*Exercise details*.
Repeat the entire listing exactly.

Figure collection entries
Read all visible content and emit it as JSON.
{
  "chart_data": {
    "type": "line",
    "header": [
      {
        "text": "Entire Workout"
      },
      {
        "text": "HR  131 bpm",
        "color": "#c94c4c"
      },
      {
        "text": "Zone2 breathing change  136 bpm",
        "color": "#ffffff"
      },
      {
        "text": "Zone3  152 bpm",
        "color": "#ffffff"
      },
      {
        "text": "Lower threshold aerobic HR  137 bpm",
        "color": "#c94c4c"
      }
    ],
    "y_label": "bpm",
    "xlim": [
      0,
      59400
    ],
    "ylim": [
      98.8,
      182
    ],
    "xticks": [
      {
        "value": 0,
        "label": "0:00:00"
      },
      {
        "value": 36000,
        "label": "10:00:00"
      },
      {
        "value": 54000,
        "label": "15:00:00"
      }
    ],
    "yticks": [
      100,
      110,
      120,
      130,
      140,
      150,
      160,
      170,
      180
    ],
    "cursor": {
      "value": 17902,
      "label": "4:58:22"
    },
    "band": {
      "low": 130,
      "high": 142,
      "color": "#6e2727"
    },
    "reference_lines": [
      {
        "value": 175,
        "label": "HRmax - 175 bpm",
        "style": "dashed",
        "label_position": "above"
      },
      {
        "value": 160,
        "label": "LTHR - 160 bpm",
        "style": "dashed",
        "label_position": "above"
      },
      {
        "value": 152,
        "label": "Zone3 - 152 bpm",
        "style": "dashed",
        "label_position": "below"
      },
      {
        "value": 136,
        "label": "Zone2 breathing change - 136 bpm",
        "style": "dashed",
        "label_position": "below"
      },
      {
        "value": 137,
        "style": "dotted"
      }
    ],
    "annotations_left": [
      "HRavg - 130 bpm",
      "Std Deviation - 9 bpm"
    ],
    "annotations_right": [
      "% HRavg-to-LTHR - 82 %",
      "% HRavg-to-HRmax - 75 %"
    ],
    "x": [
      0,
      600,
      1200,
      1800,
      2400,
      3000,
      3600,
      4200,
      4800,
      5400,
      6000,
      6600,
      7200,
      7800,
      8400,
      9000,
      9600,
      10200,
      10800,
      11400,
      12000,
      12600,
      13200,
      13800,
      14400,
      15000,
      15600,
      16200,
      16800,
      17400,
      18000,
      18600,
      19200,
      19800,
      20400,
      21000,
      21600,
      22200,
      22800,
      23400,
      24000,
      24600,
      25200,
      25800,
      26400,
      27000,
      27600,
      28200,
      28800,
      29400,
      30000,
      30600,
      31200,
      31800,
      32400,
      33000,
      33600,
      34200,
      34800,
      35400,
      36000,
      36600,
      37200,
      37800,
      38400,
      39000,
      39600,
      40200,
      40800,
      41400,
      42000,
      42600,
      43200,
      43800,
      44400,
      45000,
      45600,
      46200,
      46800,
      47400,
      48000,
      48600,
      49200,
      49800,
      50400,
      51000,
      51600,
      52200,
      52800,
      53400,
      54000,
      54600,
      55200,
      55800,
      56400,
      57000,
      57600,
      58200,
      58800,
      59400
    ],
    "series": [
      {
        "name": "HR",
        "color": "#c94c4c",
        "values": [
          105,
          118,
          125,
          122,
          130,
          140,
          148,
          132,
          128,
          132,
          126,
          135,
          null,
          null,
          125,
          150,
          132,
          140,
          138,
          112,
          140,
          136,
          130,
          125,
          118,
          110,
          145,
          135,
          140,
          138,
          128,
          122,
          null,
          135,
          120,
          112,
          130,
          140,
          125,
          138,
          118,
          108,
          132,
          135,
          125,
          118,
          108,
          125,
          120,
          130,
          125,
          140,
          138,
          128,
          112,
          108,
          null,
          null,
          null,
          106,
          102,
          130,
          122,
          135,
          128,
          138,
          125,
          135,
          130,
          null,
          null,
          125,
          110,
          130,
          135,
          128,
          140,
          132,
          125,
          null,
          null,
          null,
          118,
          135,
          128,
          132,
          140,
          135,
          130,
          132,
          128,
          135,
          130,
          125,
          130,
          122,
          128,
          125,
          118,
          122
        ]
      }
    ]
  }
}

*Solved problem*.
Read all visible content and emit it as JSON.
{
  "chart_data": {
    "type": "line",
    "header": [
      {
        "text": "Entire Workout"
      },
      {
        "text": "HR  131 bpm",
        "color": "#c94c4c"
      },
      {
        "text": "Zone2 breathing change  136 bpm",
        "color": "#ffffff"
      },
      {
        "text": "Zone3  152 bpm",
        "color": "#ffffff"
      },
      {
        "text": "Lower threshold aerobic HR  137 bpm",
        "color": "#c94c4c"
      }
    ],
    "y_label": "bpm",
    "xlim": [
      0,
      59400
    ],
    "ylim": [
      98.8,
      182
    ],
    "xticks": [
      {
        "value": 0,
        "label": "0:00:00"
      },
      {
        "value": 36000,
        "label": "10:00:00"
      },
      {
        "value": 54000,
        "label": "15:00:00"
      }
    ],
    "yticks": [
      100,
      110,
      120,
      130,
      140,
      150,
      160,
      170,
      180
    ],
    "cursor": {
      "value": 17902,
      "label": "4:58:22"
    },
    "band": {
      "low": 130,
      "high": 142,
      "color": "#6e2727"
    },
    "reference_lines": [
      {
        "value": 175,
        "label": "HRmax - 175 bpm",
        "style": "dashed",
        "label_position": "above"
      },
      {
        "value": 160,
        "label": "LTHR - 160 bpm",
        "style": "dashed",
        "label_position": "above"
      },
      {
        "value": 152,
        "label": "Zone3 - 152 bpm",
        "style": "dashed",
        "label_position": "below"
      },
      {
        "value": 136,
        "label": "Zone2 breathing change - 136 bpm",
        "style": "dashed",
        "label_position": "below"
      },
      {
        "value": 137,
        "style": "dotted"
      }
    ],
    "annotations_left": [
      "HRavg - 130 bpm",
      "Std Deviation - 9 bpm"
    ],
    "annotations_right": [
      "% HRavg-to-LTHR - 82 %",
      "% HRavg-to-HRmax - 75 %"
    ],
    "x": [
      0,
      600,
      1200,
      1800,
      2400,
      3000,
      3600,
      4200,
      4800,
      5400,
      6000,
      6600,
      7200,
      7800,
      8400,
      9000,
      9600,
      10200,
      10800,
      11400,
      12000,
      12600,
      13200,
      13800,
      14400,
      15000,
      15600,
      16200,
      16800,
      17400,
      18000,
      18600,
      19200,
      19800,
      20400,
      21000,
      21600,
      22200,
      22800,
      23400,
      24000,
      24600,
      25200,
      25800,
      26400,
      27000,
      27600,
      28200,
      28800,
      29400,
      30000,
      30600,
      31200,
      31800,
      32400,
      33000,
      33600,
      34200,
      34800,
      35400,
      36000,
      36600,
      37200,
      37800,
      38400,
      39000,
      39600,
      40200,
      40800,
      41400,
      42000,
      42600,
      43200,
      43800,
      44400,
      45000,
      45600,
      46200,
      46800,
      47400,
      48000,
      48600,
      49200,
      49800,
      50400,
      51000,
      51600,
      52200,
      52800,
      53400,
      54000,
      54600,
      55200,
      55800,
      56400,
      57000,
      57600,
      58200,
      58800,
      59400
    ],
    "series": [
      {
        "name": "HR",
        "color": "#c94c4c",
        "values": [
          105,
          118,
          125,
          122,
          130,
          140,
          148,
          132,
          128,
          132,
          126,
          135,
          null,
          null,
          125,
          150,
          132,
          140,
          138,
          112,
          140,
          136,
          130,
          125,
          118,
          110,
          145,
          135,
          140,
          138,
          128,
          122,
          null,
          135,
          120,
          112,
          130,
          140,
          125,
          138,
          118,
          108,
          132,
          135,
          125,
          118,
          108,
          125,
          120,
          130,
          125,
          140,
          138,
          128,
          112,
          108,
          null,
          null,
          null,
          106,
          102,
          130,
          122,
          135,
          128,
          138,
          125,
          135,
          130,
          null,
          null,
          125,
          110,
          130,
          135,
          128,
          140,
          132,
          125,
          null,
          null,
          null,
          118,
          135,
          128,
          132,
          140,
          135,
          130,
          132,
          128,
          135,
          130,
          125,
          130,
          122,
          128,
          125,
          118,
          122
        ]
      }
    ]
  }
}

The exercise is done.